> _Task details_: Identify every line in the records below that contains the word "marker", and copy each of those lines.
* Start Data supplied *
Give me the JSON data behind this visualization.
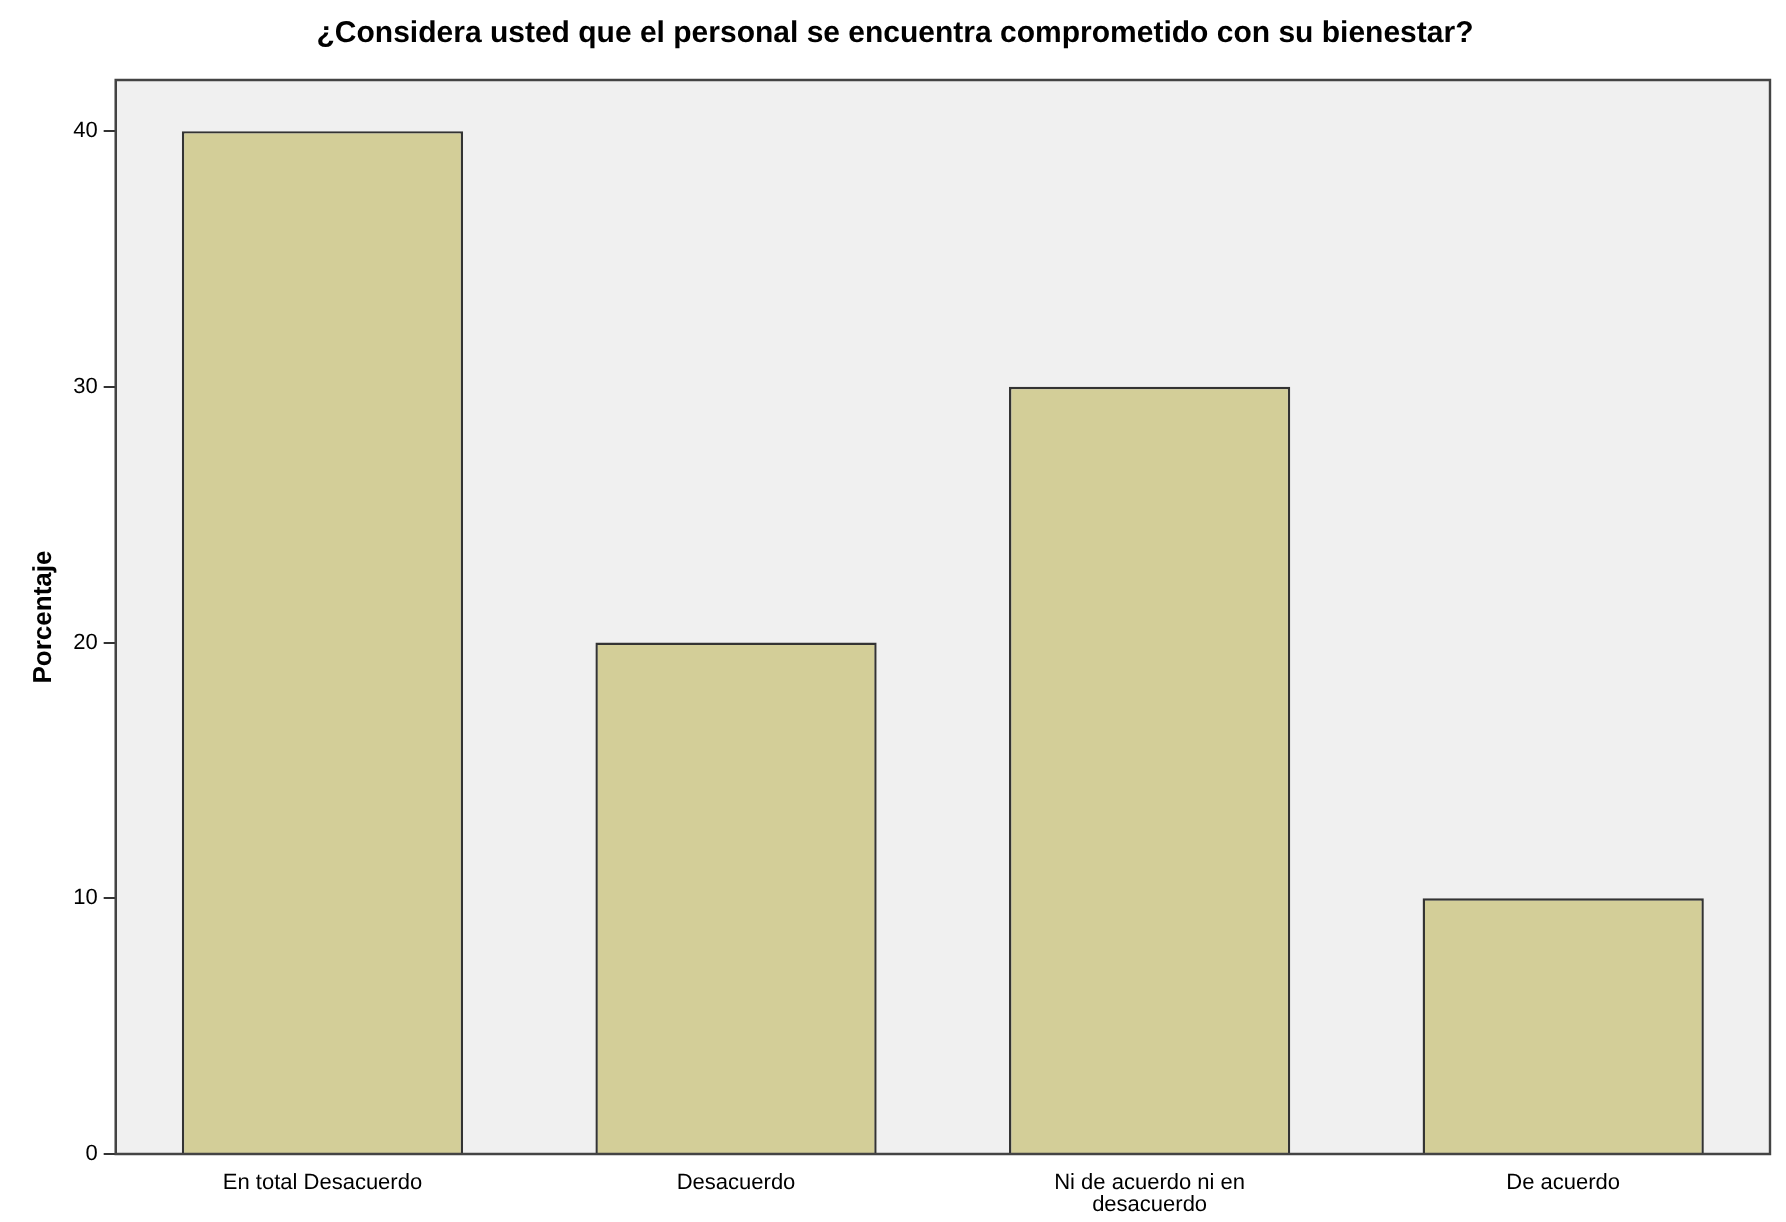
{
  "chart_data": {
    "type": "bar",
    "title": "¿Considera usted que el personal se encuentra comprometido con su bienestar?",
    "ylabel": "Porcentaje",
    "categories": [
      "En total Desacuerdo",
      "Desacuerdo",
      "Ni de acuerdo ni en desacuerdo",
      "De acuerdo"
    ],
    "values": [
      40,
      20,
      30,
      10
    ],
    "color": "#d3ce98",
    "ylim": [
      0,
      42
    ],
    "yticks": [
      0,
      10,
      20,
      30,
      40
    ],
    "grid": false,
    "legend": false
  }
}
* End Data supplied *
* Start Data supplied *
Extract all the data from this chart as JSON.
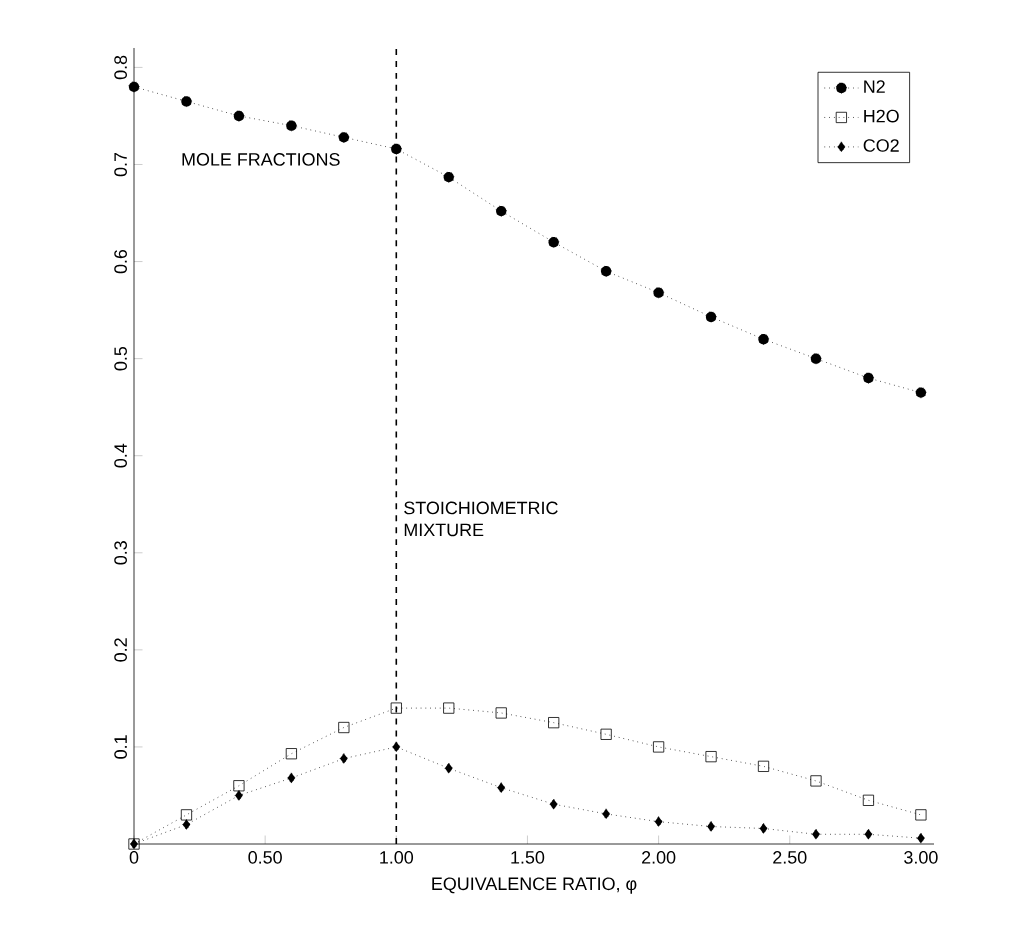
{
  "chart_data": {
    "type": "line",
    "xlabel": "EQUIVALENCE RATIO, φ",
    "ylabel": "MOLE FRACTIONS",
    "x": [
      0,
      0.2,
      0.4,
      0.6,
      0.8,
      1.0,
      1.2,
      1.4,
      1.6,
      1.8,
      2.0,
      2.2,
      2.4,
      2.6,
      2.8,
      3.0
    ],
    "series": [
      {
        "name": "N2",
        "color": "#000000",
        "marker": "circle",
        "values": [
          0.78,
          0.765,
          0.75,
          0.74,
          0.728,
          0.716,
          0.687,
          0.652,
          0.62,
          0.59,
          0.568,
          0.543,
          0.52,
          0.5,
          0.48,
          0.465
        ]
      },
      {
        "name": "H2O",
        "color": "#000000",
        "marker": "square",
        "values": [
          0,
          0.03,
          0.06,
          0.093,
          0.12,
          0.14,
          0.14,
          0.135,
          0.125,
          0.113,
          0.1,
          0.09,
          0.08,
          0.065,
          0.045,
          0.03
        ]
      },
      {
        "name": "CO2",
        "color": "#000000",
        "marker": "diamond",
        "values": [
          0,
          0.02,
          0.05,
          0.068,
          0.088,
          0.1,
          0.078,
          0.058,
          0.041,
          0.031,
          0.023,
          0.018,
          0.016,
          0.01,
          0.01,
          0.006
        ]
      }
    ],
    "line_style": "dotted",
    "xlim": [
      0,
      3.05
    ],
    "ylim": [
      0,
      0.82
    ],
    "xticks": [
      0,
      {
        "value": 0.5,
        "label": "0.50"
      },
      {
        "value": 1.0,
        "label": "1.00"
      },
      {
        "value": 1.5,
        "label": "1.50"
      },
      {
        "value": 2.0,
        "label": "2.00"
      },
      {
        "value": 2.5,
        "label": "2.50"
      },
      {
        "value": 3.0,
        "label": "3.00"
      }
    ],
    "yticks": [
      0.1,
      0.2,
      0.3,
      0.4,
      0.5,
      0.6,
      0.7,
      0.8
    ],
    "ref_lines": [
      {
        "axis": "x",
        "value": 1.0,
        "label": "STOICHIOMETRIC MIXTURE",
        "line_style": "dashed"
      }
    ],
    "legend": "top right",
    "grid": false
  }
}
* End Data supplied *
> _Exercise solution_:
        "marker": "circle",
        "marker": "square",
        "marker": "diamond",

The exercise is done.